| EXERCISE GOAL |
Work out how many lines of the data hold the string "negatieve", and reply with that number alone.

| INPUT FOR THIS TASK |

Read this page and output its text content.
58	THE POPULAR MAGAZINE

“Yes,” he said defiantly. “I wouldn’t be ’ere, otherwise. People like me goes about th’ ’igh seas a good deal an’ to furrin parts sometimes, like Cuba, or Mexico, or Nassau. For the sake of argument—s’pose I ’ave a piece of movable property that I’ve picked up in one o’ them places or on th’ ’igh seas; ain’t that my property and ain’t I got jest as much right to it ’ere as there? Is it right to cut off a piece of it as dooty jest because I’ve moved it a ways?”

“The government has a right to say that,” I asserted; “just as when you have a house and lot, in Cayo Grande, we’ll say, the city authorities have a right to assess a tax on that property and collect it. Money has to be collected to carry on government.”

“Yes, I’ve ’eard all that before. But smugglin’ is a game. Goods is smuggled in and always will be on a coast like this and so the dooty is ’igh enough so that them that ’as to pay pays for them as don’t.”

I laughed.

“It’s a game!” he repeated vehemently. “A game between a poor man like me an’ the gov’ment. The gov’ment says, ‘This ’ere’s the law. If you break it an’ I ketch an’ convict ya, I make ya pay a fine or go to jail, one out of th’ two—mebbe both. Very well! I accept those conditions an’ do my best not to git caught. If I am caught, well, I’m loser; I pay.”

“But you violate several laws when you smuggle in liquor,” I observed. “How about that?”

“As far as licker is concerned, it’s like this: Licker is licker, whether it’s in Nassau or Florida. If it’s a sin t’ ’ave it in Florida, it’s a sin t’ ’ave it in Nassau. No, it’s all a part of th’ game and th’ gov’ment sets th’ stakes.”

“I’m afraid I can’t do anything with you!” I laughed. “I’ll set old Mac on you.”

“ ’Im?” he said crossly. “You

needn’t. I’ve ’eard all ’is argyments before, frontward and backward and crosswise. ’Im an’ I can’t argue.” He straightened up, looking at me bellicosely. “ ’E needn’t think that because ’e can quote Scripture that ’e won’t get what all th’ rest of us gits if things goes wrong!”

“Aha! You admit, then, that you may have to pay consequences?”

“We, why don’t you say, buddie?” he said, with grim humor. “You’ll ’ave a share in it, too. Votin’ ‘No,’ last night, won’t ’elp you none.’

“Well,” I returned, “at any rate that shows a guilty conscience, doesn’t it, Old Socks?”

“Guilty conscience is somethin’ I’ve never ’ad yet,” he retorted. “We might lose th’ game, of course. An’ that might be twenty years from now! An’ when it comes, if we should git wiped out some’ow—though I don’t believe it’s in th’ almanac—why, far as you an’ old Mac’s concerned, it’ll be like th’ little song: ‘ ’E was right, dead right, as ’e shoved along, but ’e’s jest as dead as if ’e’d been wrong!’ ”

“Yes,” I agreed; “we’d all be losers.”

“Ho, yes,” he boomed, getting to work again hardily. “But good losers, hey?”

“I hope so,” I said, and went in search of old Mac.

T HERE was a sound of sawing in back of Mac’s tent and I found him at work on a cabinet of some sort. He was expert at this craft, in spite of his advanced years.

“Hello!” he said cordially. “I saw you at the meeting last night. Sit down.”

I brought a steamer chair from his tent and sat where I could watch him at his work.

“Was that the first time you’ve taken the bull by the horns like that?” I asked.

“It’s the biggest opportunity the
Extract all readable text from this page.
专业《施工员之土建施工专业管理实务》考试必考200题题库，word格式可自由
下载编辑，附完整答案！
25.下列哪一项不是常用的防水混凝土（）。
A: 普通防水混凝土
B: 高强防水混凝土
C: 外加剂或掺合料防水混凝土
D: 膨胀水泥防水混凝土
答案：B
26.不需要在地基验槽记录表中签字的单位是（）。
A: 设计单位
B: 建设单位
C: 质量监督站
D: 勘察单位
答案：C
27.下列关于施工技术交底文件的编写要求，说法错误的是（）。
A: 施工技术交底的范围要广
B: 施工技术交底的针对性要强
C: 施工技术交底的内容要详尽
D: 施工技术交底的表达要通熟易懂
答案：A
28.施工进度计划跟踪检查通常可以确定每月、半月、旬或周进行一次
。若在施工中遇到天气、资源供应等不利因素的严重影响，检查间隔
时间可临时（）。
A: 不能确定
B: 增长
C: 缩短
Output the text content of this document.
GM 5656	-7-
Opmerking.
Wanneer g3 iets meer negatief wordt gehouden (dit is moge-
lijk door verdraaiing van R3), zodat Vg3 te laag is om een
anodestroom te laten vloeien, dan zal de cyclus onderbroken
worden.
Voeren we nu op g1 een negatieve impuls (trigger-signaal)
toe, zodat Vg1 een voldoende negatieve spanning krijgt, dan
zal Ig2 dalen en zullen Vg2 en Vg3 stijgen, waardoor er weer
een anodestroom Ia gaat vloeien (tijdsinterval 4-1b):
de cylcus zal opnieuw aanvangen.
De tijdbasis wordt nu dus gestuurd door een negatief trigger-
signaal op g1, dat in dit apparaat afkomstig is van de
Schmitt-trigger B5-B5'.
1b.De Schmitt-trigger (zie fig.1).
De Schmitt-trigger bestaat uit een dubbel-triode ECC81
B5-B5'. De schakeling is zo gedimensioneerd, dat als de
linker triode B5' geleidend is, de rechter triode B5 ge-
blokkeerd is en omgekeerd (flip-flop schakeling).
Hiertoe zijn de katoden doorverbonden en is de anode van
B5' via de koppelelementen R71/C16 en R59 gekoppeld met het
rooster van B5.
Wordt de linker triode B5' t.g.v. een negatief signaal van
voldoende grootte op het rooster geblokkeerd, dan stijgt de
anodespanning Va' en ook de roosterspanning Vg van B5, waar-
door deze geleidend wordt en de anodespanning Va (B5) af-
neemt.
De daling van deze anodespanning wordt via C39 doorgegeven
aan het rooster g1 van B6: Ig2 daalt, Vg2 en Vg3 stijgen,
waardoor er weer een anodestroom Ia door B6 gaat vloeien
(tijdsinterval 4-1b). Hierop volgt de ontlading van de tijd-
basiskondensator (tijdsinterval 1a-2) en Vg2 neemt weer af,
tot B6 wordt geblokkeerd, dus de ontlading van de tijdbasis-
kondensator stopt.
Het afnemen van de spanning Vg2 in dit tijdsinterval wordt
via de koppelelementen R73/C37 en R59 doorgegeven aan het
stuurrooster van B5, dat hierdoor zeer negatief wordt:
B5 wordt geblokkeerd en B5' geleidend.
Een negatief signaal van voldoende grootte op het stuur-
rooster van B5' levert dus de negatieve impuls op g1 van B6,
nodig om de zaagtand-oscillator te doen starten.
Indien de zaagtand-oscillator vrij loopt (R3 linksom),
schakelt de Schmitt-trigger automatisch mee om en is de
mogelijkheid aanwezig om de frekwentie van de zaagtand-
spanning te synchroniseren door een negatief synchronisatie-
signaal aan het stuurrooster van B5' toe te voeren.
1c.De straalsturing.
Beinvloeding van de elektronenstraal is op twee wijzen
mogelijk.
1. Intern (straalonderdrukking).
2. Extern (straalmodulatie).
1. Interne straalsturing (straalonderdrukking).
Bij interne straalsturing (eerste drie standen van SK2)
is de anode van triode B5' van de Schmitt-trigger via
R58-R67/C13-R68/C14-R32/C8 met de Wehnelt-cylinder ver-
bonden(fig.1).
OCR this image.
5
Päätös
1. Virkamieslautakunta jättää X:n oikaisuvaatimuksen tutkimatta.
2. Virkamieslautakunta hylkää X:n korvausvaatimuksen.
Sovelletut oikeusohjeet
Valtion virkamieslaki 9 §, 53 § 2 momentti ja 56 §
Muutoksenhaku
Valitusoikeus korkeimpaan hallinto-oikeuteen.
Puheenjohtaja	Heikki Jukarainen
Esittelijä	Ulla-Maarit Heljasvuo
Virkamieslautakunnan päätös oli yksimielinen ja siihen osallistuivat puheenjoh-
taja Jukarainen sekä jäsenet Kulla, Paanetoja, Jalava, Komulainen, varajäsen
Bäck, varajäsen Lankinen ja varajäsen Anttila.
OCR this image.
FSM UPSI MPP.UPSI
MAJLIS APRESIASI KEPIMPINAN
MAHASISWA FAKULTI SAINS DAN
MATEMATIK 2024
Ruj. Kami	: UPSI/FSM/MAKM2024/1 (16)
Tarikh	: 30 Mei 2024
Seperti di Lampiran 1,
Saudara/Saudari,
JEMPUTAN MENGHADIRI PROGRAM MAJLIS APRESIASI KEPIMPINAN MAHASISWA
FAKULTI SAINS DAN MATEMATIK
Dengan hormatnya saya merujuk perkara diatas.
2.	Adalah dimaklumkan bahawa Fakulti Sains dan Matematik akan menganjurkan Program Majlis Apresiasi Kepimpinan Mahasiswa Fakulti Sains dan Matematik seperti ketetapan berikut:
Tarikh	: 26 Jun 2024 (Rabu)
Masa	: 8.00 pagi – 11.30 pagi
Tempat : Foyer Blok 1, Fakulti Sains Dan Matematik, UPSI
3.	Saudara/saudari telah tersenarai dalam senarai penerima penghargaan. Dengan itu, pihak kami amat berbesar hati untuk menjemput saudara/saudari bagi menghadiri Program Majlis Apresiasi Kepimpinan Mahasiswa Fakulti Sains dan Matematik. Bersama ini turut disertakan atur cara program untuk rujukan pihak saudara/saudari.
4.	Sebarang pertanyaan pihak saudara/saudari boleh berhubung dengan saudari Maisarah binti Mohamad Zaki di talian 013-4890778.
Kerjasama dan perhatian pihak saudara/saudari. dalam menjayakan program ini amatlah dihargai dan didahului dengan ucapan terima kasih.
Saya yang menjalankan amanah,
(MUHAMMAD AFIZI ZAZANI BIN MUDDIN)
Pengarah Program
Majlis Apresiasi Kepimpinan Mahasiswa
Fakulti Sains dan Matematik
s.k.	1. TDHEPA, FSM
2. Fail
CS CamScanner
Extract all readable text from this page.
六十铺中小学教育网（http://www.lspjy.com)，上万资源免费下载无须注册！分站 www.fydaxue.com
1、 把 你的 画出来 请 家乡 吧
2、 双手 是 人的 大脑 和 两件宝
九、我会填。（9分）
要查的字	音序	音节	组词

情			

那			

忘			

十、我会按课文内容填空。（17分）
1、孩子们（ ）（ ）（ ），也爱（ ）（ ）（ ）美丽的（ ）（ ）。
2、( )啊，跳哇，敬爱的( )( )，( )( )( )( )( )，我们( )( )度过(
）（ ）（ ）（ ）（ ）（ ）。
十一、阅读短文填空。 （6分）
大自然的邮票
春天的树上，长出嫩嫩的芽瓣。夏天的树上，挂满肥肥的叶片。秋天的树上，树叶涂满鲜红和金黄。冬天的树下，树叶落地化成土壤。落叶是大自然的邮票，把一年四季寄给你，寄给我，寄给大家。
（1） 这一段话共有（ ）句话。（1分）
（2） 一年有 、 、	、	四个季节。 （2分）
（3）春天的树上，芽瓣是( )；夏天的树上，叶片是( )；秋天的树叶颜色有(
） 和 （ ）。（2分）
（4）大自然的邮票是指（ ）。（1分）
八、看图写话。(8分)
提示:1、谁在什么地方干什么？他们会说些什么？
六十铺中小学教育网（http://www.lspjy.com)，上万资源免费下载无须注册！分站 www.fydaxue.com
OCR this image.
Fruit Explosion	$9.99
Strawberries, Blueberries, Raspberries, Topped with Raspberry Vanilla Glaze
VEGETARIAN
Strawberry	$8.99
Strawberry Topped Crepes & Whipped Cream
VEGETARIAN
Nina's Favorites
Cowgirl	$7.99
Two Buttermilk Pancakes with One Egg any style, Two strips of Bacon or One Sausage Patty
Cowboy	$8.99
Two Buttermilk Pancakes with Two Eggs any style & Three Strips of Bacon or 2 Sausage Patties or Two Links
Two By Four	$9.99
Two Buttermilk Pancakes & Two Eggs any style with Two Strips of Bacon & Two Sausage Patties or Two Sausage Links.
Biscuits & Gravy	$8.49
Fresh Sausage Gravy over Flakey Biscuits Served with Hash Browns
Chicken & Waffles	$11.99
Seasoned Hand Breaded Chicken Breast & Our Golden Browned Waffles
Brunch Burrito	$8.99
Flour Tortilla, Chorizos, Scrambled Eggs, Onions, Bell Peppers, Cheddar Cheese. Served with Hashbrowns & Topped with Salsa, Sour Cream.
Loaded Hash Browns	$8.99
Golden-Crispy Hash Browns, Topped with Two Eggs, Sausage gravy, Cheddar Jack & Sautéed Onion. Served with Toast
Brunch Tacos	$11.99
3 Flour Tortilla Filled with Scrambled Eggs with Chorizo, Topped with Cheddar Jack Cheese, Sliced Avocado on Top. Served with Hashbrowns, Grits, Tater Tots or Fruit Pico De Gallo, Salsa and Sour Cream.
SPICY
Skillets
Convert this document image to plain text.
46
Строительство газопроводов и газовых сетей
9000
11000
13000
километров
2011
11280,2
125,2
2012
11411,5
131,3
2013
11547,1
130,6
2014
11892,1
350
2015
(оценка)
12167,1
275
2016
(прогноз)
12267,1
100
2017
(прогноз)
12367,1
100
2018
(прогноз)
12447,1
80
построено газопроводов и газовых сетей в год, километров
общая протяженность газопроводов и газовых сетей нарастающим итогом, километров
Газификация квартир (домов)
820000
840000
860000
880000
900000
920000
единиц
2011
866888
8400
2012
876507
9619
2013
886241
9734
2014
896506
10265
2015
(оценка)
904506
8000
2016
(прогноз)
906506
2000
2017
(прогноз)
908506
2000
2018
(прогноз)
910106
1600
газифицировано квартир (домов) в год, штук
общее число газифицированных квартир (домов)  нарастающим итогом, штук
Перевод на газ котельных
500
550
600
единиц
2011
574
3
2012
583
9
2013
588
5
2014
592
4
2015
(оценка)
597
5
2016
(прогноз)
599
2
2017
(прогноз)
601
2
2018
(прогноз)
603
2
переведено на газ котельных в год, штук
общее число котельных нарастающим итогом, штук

| FULL SOLUTION |
3